[Data entries for graphics]
▽

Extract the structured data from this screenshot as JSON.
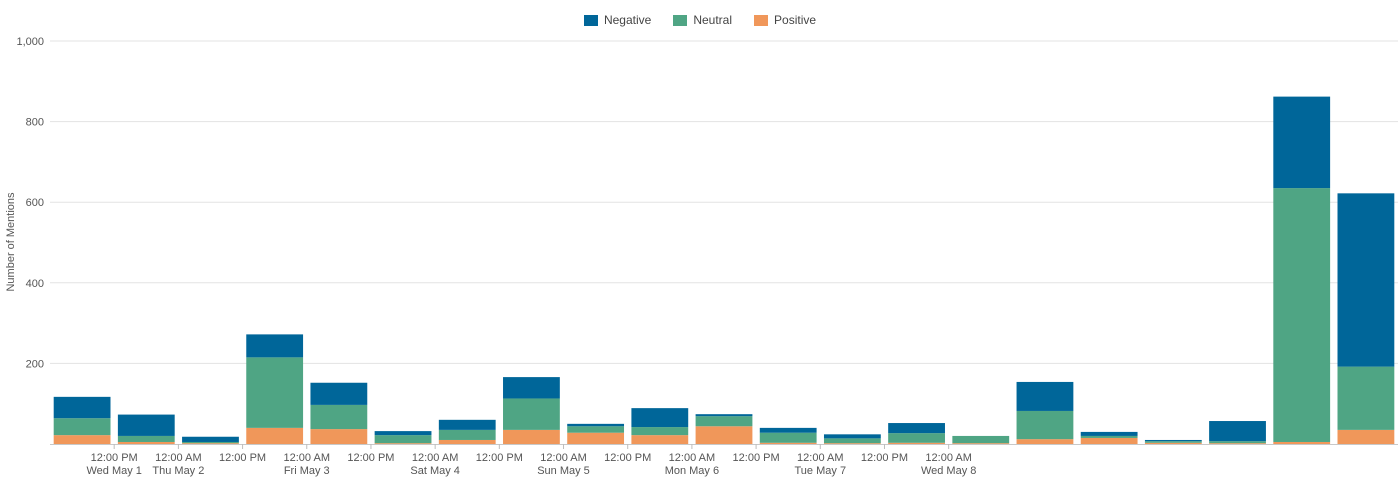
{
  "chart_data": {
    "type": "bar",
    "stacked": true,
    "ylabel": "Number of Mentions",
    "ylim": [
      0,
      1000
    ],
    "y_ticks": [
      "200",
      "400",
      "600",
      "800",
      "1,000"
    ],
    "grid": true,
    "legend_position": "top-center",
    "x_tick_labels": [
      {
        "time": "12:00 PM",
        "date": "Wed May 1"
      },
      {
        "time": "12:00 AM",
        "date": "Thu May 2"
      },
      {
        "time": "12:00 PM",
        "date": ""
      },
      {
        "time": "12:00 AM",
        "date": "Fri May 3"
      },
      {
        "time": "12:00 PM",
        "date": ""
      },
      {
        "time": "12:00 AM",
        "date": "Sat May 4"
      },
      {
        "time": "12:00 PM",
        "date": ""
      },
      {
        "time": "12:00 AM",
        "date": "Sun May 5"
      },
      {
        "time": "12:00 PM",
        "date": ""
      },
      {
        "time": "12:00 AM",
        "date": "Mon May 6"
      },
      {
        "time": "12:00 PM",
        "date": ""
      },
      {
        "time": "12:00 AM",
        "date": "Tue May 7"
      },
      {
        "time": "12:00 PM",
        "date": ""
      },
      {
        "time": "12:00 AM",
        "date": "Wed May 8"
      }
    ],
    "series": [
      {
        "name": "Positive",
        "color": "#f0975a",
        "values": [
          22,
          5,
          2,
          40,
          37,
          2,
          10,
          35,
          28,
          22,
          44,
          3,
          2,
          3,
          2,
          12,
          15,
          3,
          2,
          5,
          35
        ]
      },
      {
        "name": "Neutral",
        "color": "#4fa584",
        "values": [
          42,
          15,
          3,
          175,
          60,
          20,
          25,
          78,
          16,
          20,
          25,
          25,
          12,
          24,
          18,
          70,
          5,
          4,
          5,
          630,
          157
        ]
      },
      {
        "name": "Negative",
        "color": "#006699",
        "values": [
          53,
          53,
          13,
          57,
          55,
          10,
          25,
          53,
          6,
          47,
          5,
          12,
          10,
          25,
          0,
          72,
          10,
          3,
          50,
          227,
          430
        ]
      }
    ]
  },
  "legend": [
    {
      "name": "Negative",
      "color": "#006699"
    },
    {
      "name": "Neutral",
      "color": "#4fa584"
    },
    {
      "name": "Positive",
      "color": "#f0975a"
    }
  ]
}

△
▽

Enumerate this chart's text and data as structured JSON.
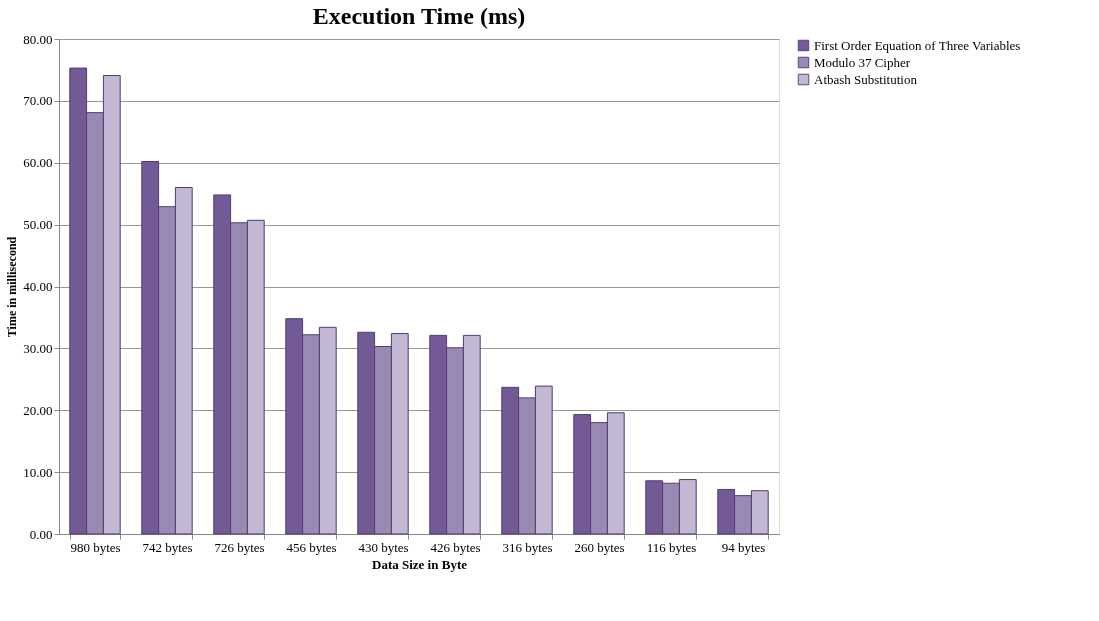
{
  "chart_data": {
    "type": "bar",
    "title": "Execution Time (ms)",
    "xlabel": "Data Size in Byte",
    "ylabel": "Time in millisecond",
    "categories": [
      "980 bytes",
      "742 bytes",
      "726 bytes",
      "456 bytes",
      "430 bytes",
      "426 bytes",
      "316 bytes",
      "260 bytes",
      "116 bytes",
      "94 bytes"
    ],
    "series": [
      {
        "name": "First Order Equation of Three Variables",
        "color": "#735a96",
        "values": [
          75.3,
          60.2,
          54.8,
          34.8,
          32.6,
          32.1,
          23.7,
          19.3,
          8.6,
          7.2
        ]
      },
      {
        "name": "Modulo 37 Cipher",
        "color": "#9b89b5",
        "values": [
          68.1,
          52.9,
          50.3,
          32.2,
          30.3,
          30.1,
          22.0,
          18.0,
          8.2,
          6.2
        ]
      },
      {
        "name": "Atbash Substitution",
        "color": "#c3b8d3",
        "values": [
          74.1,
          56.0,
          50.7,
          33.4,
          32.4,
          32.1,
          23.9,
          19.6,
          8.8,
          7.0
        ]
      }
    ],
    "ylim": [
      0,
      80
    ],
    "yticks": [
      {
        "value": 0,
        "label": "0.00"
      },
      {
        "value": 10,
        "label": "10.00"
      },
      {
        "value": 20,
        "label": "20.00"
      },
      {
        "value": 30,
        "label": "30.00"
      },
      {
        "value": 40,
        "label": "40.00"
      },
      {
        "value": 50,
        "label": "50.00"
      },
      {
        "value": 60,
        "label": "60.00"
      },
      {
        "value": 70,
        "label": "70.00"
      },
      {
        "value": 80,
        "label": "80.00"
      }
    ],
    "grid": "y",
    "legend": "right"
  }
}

△

■ **What you have to do**:
Look for lines containing the string "color" and copy them all.

■ **Answer for this exercise**:
        "color": "#f0975a",
        "color": "#4fa584",
        "color": "#006699",
      "color": "#006699"
      "color": "#4fa584"
      "color": "#f0975a"
        "color": "#735a96",
        "color": "#9b89b5",
        "color": "#c3b8d3",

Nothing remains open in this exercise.